:: SHORT TASK ::
From the listing below, tally the lines that include "Monats". Return only the total.
>> Begin
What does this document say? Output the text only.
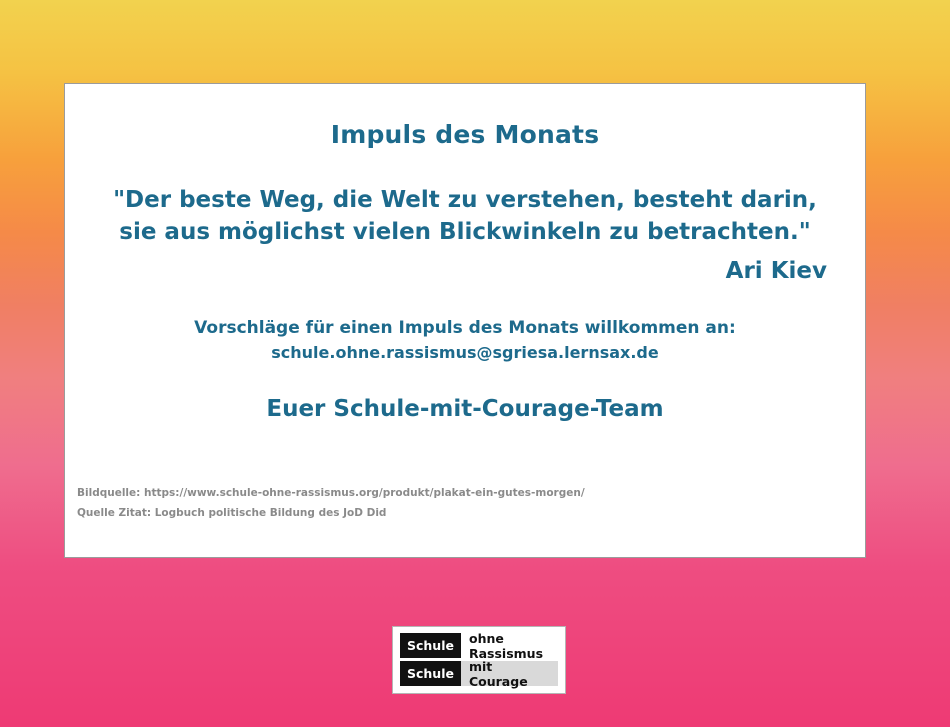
Impuls des Monats
"Der beste Weg, die Welt zu verstehen, besteht darin,
sie aus möglichst vielen Blickwinkeln zu betrachten."
Ari Kiev
Vorschläge für einen Impuls des Monats willkommen an:
schule.ohne.rassismus@sgriesa.lernsax.de
Euer Schule-mit-Courage-Team
Bildquelle: https://www.schule-ohne-rassismus.org/produkt/plakat-ein-gutes-morgen/
Quelle Zitat: Logbuch politische Bildung des JoD Did
Schule	ohne Rassismus
Schule	mit Courage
>> End
:: REPLY ::
2